> Stated task
Each line below should be reproduced without any alteration.

> Material provided
* * *
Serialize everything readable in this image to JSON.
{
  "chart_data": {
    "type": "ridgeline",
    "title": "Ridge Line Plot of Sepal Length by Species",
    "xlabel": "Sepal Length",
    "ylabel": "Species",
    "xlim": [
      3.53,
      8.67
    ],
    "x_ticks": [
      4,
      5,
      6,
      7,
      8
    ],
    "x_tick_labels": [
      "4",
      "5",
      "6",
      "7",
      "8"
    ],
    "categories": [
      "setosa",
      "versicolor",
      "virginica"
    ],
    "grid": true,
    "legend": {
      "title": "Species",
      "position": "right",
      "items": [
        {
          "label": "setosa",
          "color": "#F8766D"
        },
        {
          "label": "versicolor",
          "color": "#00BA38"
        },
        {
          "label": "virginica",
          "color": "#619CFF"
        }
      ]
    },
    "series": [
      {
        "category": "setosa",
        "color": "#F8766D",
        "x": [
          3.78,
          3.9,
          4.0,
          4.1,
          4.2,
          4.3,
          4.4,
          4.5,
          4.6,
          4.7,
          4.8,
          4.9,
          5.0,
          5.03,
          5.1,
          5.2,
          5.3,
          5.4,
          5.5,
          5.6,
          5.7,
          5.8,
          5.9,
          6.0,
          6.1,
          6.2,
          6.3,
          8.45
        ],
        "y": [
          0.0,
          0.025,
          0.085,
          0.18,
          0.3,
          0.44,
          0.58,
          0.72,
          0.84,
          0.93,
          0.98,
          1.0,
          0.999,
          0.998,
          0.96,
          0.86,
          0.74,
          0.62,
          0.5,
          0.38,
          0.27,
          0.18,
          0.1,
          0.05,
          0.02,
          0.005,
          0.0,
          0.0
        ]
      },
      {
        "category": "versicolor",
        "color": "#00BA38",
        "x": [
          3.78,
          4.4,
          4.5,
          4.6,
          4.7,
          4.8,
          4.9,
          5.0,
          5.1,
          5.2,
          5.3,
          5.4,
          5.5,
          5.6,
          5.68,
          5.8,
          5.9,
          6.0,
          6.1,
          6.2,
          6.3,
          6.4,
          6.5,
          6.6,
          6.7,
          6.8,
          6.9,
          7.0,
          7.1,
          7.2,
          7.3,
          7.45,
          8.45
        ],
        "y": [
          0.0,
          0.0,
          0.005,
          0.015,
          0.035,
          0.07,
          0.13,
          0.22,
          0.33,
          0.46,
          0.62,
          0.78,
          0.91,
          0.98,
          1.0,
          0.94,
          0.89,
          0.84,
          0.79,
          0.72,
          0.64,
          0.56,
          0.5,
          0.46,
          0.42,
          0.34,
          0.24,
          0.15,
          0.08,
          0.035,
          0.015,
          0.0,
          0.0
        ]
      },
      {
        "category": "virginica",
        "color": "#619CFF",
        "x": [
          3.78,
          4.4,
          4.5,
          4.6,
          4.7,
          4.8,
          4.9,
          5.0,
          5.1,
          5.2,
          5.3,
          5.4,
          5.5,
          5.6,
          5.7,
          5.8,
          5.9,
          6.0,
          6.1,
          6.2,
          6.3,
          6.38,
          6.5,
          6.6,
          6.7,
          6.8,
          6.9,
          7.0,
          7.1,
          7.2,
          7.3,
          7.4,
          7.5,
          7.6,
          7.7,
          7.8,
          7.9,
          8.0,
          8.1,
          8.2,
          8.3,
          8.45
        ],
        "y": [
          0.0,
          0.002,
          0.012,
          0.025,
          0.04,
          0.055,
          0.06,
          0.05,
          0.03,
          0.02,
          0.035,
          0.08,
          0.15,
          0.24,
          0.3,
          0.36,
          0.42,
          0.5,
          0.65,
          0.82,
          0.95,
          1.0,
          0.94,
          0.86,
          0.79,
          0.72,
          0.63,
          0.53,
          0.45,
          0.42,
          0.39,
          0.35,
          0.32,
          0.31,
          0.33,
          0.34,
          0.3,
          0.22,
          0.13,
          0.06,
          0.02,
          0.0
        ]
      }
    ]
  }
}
* * *
> Answer for this exercise
Serialize everything readable in this image to JSON.
{
  "chart_data": {
    "type": "ridgeline",
    "title": "Ridge Line Plot of Sepal Length by Species",
    "xlabel": "Sepal Length",
    "ylabel": "Species",
    "xlim": [
      3.53,
      8.67
    ],
    "x_ticks": [
      4,
      5,
      6,
      7,
      8
    ],
    "x_tick_labels": [
      "4",
      "5",
      "6",
      "7",
      "8"
    ],
    "categories": [
      "setosa",
      "versicolor",
      "virginica"
    ],
    "grid": true,
    "legend": {
      "title": "Species",
      "position": "right",
      "items": [
        {
          "label": "setosa",
          "color": "#F8766D"
        },
        {
          "label": "versicolor",
          "color": "#00BA38"
        },
        {
          "label": "virginica",
          "color": "#619CFF"
        }
      ]
    },
    "series": [
      {
        "category": "setosa",
        "color": "#F8766D",
        "x": [
          3.78,
          3.9,
          4.0,
          4.1,
          4.2,
          4.3,
          4.4,
          4.5,
          4.6,
          4.7,
          4.8,
          4.9,
          5.0,
          5.03,
          5.1,
          5.2,
          5.3,
          5.4,
          5.5,
          5.6,
          5.7,
          5.8,
          5.9,
          6.0,
          6.1,
          6.2,
          6.3,
          8.45
        ],
        "y": [
          0.0,
          0.025,
          0.085,
          0.18,
          0.3,
          0.44,
          0.58,
          0.72,
          0.84,
          0.93,
          0.98,
          1.0,
          0.999,
          0.998,
          0.96,
          0.86,
          0.74,
          0.62,
          0.5,
          0.38,
          0.27,
          0.18,
          0.1,
          0.05,
          0.02,
          0.005,
          0.0,
          0.0
        ]
      },
      {
        "category": "versicolor",
        "color": "#00BA38",
        "x": [
          3.78,
          4.4,
          4.5,
          4.6,
          4.7,
          4.8,
          4.9,
          5.0,
          5.1,
          5.2,
          5.3,
          5.4,
          5.5,
          5.6,
          5.68,
          5.8,
          5.9,
          6.0,
          6.1,
          6.2,
          6.3,
          6.4,
          6.5,
          6.6,
          6.7,
          6.8,
          6.9,
          7.0,
          7.1,
          7.2,
          7.3,
          7.45,
          8.45
        ],
        "y": [
          0.0,
          0.0,
          0.005,
          0.015,
          0.035,
          0.07,
          0.13,
          0.22,
          0.33,
          0.46,
          0.62,
          0.78,
          0.91,
          0.98,
          1.0,
          0.94,
          0.89,
          0.84,
          0.79,
          0.72,
          0.64,
          0.56,
          0.5,
          0.46,
          0.42,
          0.34,
          0.24,
          0.15,
          0.08,
          0.035,
          0.015,
          0.0,
          0.0
        ]
      },
      {
        "category": "virginica",
        "color": "#619CFF",
        "x": [
          3.78,
          4.4,
          4.5,
          4.6,
          4.7,
          4.8,
          4.9,
          5.0,
          5.1,
          5.2,
          5.3,
          5.4,
          5.5,
          5.6,
          5.7,
          5.8,
          5.9,
          6.0,
          6.1,
          6.2,
          6.3,
          6.38,
          6.5,
          6.6,
          6.7,
          6.8,
          6.9,
          7.0,
          7.1,
          7.2,
          7.3,
          7.4,
          7.5,
          7.6,
          7.7,
          7.8,
          7.9,
          8.0,
          8.1,
          8.2,
          8.3,
          8.45
        ],
        "y": [
          0.0,
          0.002,
          0.012,
          0.025,
          0.04,
          0.055,
          0.06,
          0.05,
          0.03,
          0.02,
          0.035,
          0.08,
          0.15,
          0.24,
          0.3,
          0.36,
          0.42,
          0.5,
          0.65,
          0.82,
          0.95,
          1.0,
          0.94,
          0.86,
          0.79,
          0.72,
          0.63,
          0.53,
          0.45,
          0.42,
          0.39,
          0.35,
          0.32,
          0.31,
          0.33,
          0.34,
          0.3,
          0.22,
          0.13,
          0.06,
          0.02,
          0.0
        ]
      }
    ]
  }
}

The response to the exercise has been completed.